> _What you are asked to do_: Pick up the summary on sparse attention as compact kernel regression after its last sentence and keep writing it.
** Source extract follows **
Sparse Attention as Compact Kernel Regression
Saul Santos, Nuno Gonçalves, Daniel C. McNamee, André F. T Martins
TL;DR
This work reframes self-attention in transformers as a kernel-regression problem, showing that standard softmax attention corresponds to a Gaussian kernel while sparse attention can be realized with compact-support kernels. It develops a unified theory in which Epanechnikov, biweight, and triweight kernels map to α-entmax variants (α = 1 + 1/r), with top- extit{k} methods interpreted as data-adaptive truncations, and introduces ReLUmax as a max-anchored Epanechnikov variant. The authors instantiate Memory Mosaics, a kernel-regression–based transformer with contextual and persistent memories, and demonstrate that adaptive, compact kernels yield competitive or superior performance on language modeling, in-context learning, and length generalization. This framework provides a principled approach to designing attention mechanisms with controllable sparsity and locality, bridging theory, architecture, and empirical evaluation.
** End of Source extract **
** Dataset follows **
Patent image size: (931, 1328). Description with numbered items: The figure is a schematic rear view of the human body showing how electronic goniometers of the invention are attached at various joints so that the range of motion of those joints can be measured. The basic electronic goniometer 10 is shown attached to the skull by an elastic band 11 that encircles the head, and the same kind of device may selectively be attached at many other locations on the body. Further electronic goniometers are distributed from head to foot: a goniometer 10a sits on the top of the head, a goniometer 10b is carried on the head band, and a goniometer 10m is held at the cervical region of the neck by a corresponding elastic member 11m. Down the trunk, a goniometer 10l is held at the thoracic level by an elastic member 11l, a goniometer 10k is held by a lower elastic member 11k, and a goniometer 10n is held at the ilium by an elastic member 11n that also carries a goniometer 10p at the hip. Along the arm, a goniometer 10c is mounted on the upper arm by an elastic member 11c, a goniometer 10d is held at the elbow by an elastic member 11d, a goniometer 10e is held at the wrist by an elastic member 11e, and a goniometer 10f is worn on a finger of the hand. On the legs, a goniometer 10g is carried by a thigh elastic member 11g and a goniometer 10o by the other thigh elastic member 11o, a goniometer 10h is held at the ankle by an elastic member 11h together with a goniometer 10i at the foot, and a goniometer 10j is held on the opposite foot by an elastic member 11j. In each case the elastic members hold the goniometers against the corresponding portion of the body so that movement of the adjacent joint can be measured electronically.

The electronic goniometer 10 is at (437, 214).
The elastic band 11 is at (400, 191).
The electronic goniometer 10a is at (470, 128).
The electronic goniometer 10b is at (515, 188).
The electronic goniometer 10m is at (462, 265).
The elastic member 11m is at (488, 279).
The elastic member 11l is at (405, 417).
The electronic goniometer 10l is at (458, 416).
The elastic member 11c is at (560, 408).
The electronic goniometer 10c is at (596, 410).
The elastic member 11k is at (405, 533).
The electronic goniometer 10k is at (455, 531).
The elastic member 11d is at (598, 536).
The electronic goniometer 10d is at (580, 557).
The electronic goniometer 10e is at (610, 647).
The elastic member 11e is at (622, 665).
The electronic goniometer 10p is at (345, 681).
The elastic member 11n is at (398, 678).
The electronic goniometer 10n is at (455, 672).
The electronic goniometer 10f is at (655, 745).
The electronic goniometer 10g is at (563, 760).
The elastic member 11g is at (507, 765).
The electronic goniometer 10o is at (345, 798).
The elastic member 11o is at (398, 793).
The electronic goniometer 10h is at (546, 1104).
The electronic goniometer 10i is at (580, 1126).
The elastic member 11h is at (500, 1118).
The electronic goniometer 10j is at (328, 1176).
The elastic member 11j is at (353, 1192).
** End of Dataset **
> _Answer to this problem_:
Abstract
Recent work has revealed a link between self-attention mechanisms in transformers and test-time kernel regression via the Nadaraya-Watson estimator, with standard softmax attention corresponding to a Gaussian kernel. However, a kernel-theoretic understanding of sparse attention mechanisms is currently missing. In this paper, we establish a formal correspondence between sparse attention and compact (bounded support) kernels. We show that normalized ReLU and sparsemax attention arise from Epanechnikov kernel regression under fixed and adaptive normalizations, respectively. More generally, we demonstrate that widely used kernels in nonparametric density estimation -- including Epanechnikov, biweight, and triweight -- correspond to $α$-entmax attention with $α= 1 + \frac{1}{n}$ for $n \in \mathbb{N}$, while the softmax/Gaussian relationship emerges in the limit $n \to \infty$. This unified perspective explains how sparsity naturally emerges from kernel design and provides principled alternatives to heuristic top-$k$ attention and other associative memory mechanisms. Experiments with a kernel-regression-based variant of transformers -- Memory Mosaics -- show that kernel-based sparse attention achieves competitive performance on language modeling, in-context learning, and length generalization tasks, offering a principled framework for designing attention mechanisms.